__DATA SUPPLIED__
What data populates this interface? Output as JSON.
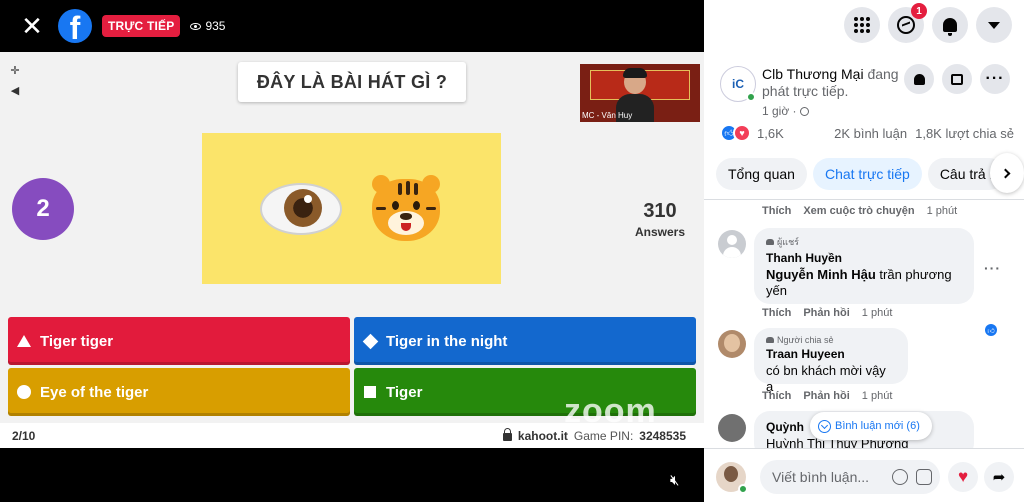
{
  "video": {
    "live_label": "TRỰC TIẾP",
    "viewer_count": "935",
    "question": "ĐÂY LÀ BÀI HÁT GÌ ?",
    "webcam_caption": "MC - Văn Huy",
    "question_number": "2",
    "answers_count": "310",
    "answers_label": "Answers",
    "options": [
      {
        "label": "Tiger tiger",
        "color": "#e21b3c",
        "shape": "triangle"
      },
      {
        "label": "Tiger in the night",
        "color": "#1368ce",
        "shape": "diamond"
      },
      {
        "label": "Eye of the tiger",
        "color": "#d89e00",
        "shape": "circle"
      },
      {
        "label": "Tiger",
        "color": "#26890c",
        "shape": "square"
      }
    ],
    "watermark": "zoom",
    "progress": "2/10",
    "site": "kahoot.it",
    "pin_label": "Game PIN:",
    "pin": "3248535"
  },
  "header": {
    "messenger_badge": "1"
  },
  "page": {
    "name": "Clb Thương Mại",
    "status": "đang phát trực tiếp.",
    "time": "1 giờ ·"
  },
  "stats": {
    "reactions": "1,6K",
    "comments": "2K bình luận",
    "shares": "1,8K lượt chia sẻ"
  },
  "tabs": [
    "Tổng quan",
    "Chat trực tiếp",
    "Câu trả l"
  ],
  "comments": {
    "top_meta": {
      "like": "Thích",
      "view": "Xem cuộc trò chuyện",
      "time": "1 phút"
    },
    "items": [
      {
        "badge": "ผู้แชร์",
        "author": "Thanh Huyền",
        "mention": "Nguyễn Minh Hậu",
        "text": " trần phương yến",
        "like": "Thích",
        "reply": "Phản hồi",
        "time": "1 phút"
      },
      {
        "badge": "Người chia sẻ",
        "author": "Traan Huyeen",
        "text": "có bn khách mời vậy ạ",
        "like": "Thích",
        "reply": "Phản hồi",
        "time": "1 phút"
      },
      {
        "author": "Quỳnh",
        "mention": "Huỳnh Thị Thúy Phương"
      }
    ],
    "new_comments": "Bình luận mới (6)"
  },
  "composer": {
    "placeholder": "Viết bình luận..."
  }
}
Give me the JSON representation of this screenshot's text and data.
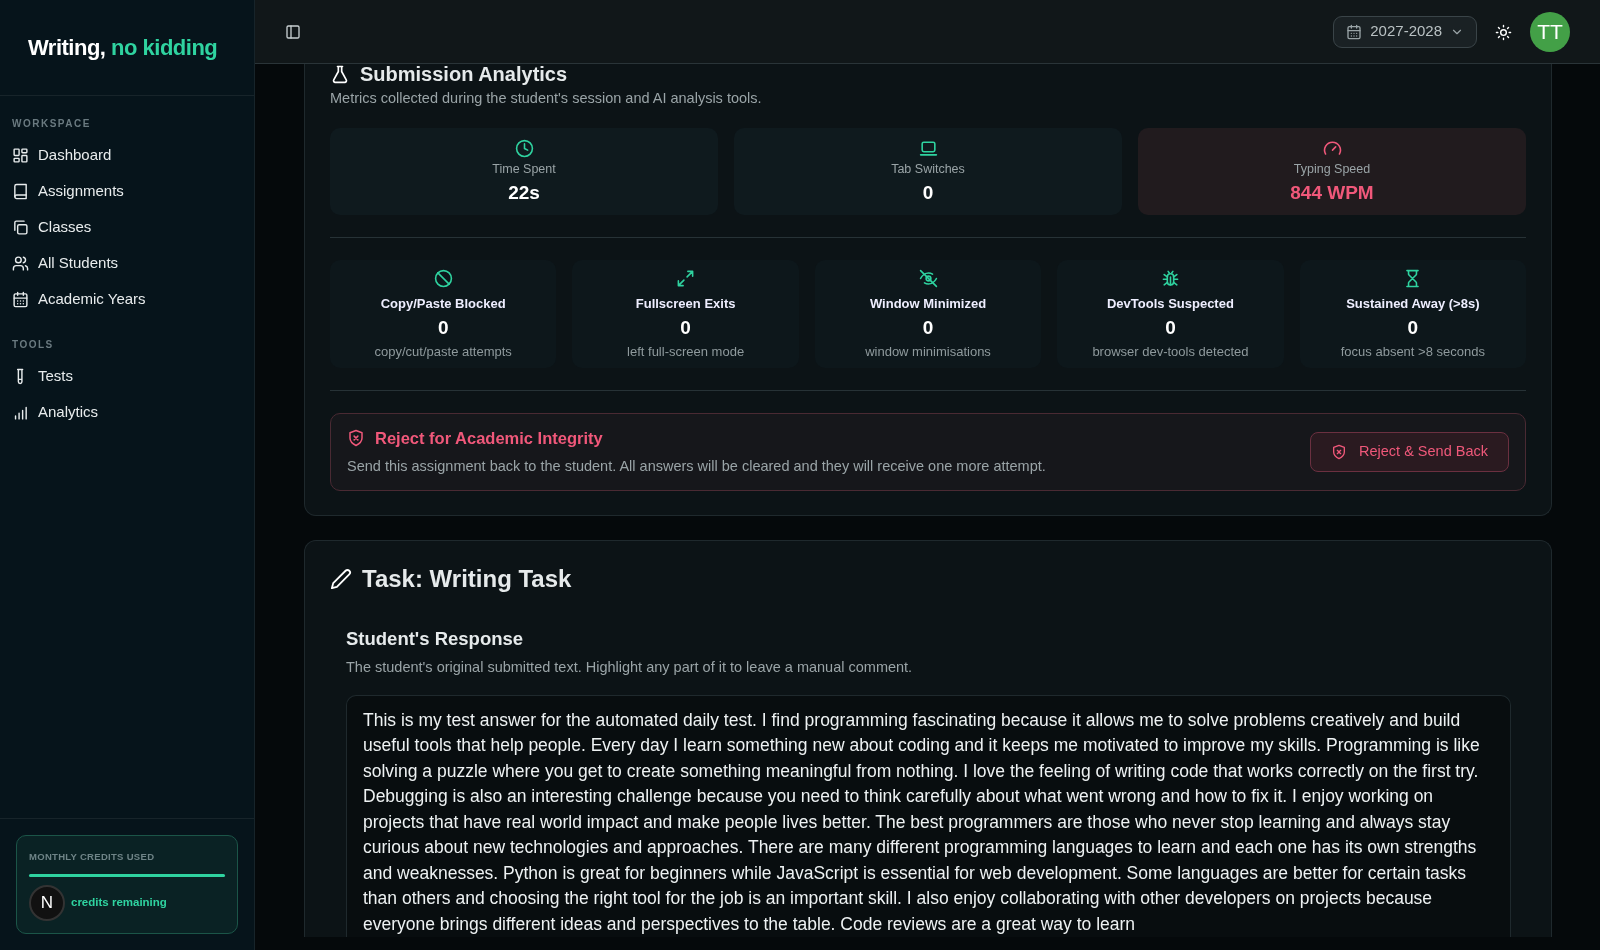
{
  "sidebar": {
    "logo": {
      "text": "Writing,",
      "accent": "no kidding"
    },
    "sections": [
      {
        "heading": "WORKSPACE",
        "items": [
          {
            "label": "Dashboard",
            "selected": false
          },
          {
            "label": "Assignments",
            "selected": false
          },
          {
            "label": "Classes",
            "selected": false
          },
          {
            "label": "All Students",
            "selected": false
          },
          {
            "label": "Academic Years",
            "selected": false
          }
        ]
      },
      {
        "heading": "TOOLS",
        "items": [
          {
            "label": "Tests",
            "selected": false
          },
          {
            "label": "Analytics",
            "selected": false
          }
        ]
      }
    ],
    "credits": {
      "label": "MONTHLY CREDITS USED",
      "level": 1,
      "text": "credits remaining"
    },
    "dev_badge": "N"
  },
  "header": {
    "year": "2027-2028",
    "avatar": "TT"
  },
  "analytics": {
    "title": "Submission Analytics",
    "description": "Metrics collected during the student's session and AI analysis tools.",
    "summary": [
      {
        "label": "Time Spent",
        "value": "22s",
        "flagged": false
      },
      {
        "label": "Tab Switches",
        "value": "0",
        "flagged": false
      },
      {
        "label": "Typing Speed",
        "value": "844 WPM",
        "flagged": true
      }
    ],
    "events": [
      {
        "label": "Copy/Paste Blocked",
        "value": "0",
        "note": "copy/cut/paste attempts"
      },
      {
        "label": "Fullscreen Exits",
        "value": "0",
        "note": "left full-screen mode"
      },
      {
        "label": "Window Minimized",
        "value": "0",
        "note": "window minimisations"
      },
      {
        "label": "DevTools Suspected",
        "value": "0",
        "note": "browser dev-tools detected"
      },
      {
        "label": "Sustained Away (>8s)",
        "value": "0",
        "note": "focus absent >8 seconds"
      }
    ],
    "reject": {
      "title": "Reject for Academic Integrity",
      "description": "Send this assignment back to the student. All answers will be cleared and they will receive one more attempt.",
      "button": "Reject & Send Back"
    }
  },
  "task": {
    "title": "Task: Writing Task",
    "response_title": "Student's Response",
    "response_description": "The student's original submitted text. Highlight any part of it to leave a manual comment.",
    "response": "This is my test answer for the automated daily test. I find programming fascinating because it allows me to solve problems creatively and build useful tools that help people. Every day I learn something new about coding and it keeps me motivated to improve my skills. Programming is like solving a puzzle where you get to create something meaningful from nothing. I love the feeling of writing code that works correctly on the first try. Debugging is also an interesting challenge because you need to think carefully about what went wrong and how to fix it. I enjoy working on projects that have real world impact and make people lives better. The best programmers are those who never stop learning and always stay curious about new technologies and approaches. There are many different programming languages to learn and each one has its own strengths and weaknesses. Python is great for beginners while JavaScript is essential for web development. Some languages are better for certain tasks than others and choosing the right tool for the job is an important skill. I also enjoy collaborating with other developers on projects because everyone brings different ideas and perspectives to the table. Code reviews are a great way to learn"
  }
}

__REQUIRED TASK__
With the pictures omitted, reproduce the records in full and exactly.

__EXERCISE ANSWER__
What data populates this interface? Output as JSON.
{
  "video": {
    "live_label": "TRỰC TIẾP",
    "viewer_count": "935",
    "question": "ĐÂY LÀ BÀI HÁT GÌ ?",
    "webcam_caption": "MC - Văn Huy",
    "question_number": "2",
    "answers_count": "310",
    "answers_label": "Answers",
    "options": [
      {
        "label": "Tiger tiger",
        "color": "#e21b3c",
        "shape": "triangle"
      },
      {
        "label": "Tiger in the night",
        "color": "#1368ce",
        "shape": "diamond"
      },
      {
        "label": "Eye of the tiger",
        "color": "#d89e00",
        "shape": "circle"
      },
      {
        "label": "Tiger",
        "color": "#26890c",
        "shape": "square"
      }
    ],
    "watermark": "zoom",
    "progress": "2/10",
    "site": "kahoot.it",
    "pin_label": "Game PIN:",
    "pin": "3248535"
  },
  "header": {
    "messenger_badge": "1"
  },
  "page": {
    "name": "Clb Thương Mại",
    "status": "đang phát trực tiếp.",
    "time": "1 giờ ·"
  },
  "stats": {
    "reactions": "1,6K",
    "comments": "2K bình luận",
    "shares": "1,8K lượt chia sẻ"
  },
  "tabs": [
    "Tổng quan",
    "Chat trực tiếp",
    "Câu trả l"
  ],
  "comments": {
    "top_meta": {
      "like": "Thích",
      "view": "Xem cuộc trò chuyện",
      "time": "1 phút"
    },
    "items": [
      {
        "badge": "ผู้แชร์",
        "author": "Thanh Huyền",
        "mention": "Nguyễn Minh Hậu",
        "text": " trần phương yến",
        "like": "Thích",
        "reply": "Phản hồi",
        "time": "1 phút"
      },
      {
        "badge": "Người chia sẻ",
        "author": "Traan Huyeen",
        "text": "có bn khách mời vậy ạ",
        "like": "Thích",
        "reply": "Phản hồi",
        "time": "1 phút"
      },
      {
        "author": "Quỳnh",
        "mention": "Huỳnh Thị Thúy Phương"
      }
    ],
    "new_comments": "Bình luận mới (6)"
  },
  "composer": {
    "placeholder": "Viết bình luận..."
  }
}
Give me the JSON representation of this screenshot's text and data.
{
  "sidebar": {
    "logo": {
      "text": "Writing,",
      "accent": "no kidding"
    },
    "sections": [
      {
        "heading": "WORKSPACE",
        "items": [
          {
            "label": "Dashboard",
            "selected": false
          },
          {
            "label": "Assignments",
            "selected": false
          },
          {
            "label": "Classes",
            "selected": false
          },
          {
            "label": "All Students",
            "selected": false
          },
          {
            "label": "Academic Years",
            "selected": false
          }
        ]
      },
      {
        "heading": "TOOLS",
        "items": [
          {
            "label": "Tests",
            "selected": false
          },
          {
            "label": "Analytics",
            "selected": false
          }
        ]
      }
    ],
    "credits": {
      "label": "MONTHLY CREDITS USED",
      "level": 1,
      "text": "credits remaining"
    },
    "dev_badge": "N"
  },
  "header": {
    "year": "2027-2028",
    "avatar": "TT"
  },
  "analytics": {
    "title": "Submission Analytics",
    "description": "Metrics collected during the student's session and AI analysis tools.",
    "summary": [
      {
        "label": "Time Spent",
        "value": "22s",
        "flagged": false
      },
      {
        "label": "Tab Switches",
        "value": "0",
        "flagged": false
      },
      {
        "label": "Typing Speed",
        "value": "844 WPM",
        "flagged": true
      }
    ],
    "events": [
      {
        "label": "Copy/Paste Blocked",
        "value": "0",
        "note": "copy/cut/paste attempts"
      },
      {
        "label": "Fullscreen Exits",
        "value": "0",
        "note": "left full-screen mode"
      },
      {
        "label": "Window Minimized",
        "value": "0",
        "note": "window minimisations"
      },
      {
        "label": "DevTools Suspected",
        "value": "0",
        "note": "browser dev-tools detected"
      },
      {
        "label": "Sustained Away (>8s)",
        "value": "0",
        "note": "focus absent >8 seconds"
      }
    ],
    "reject": {
      "title": "Reject for Academic Integrity",
      "description": "Send this assignment back to the student. All answers will be cleared and they will receive one more attempt.",
      "button": "Reject & Send Back"
    }
  },
  "task": {
    "title": "Task: Writing Task",
    "response_title": "Student's Response",
    "response_description": "The student's original submitted text. Highlight any part of it to leave a manual comment.",
    "response": "This is my test answer for the automated daily test. I find programming fascinating because it allows me to solve problems creatively and build useful tools that help people. Every day I learn something new about coding and it keeps me motivated to improve my skills. Programming is like solving a puzzle where you get to create something meaningful from nothing. I love the feeling of writing code that works correctly on the first try. Debugging is also an interesting challenge because you need to think carefully about what went wrong and how to fix it. I enjoy working on projects that have real world impact and make people lives better. The best programmers are those who never stop learning and always stay curious about new technologies and approaches. There are many different programming languages to learn and each one has its own strengths and weaknesses. Python is great for beginners while JavaScript is essential for web development. Some languages are better for certain tasks than others and choosing the right tool for the job is an important skill. I also enjoy collaborating with other developers on projects because everyone brings different ideas and perspectives to the table. Code reviews are a great way to learn"
  }
}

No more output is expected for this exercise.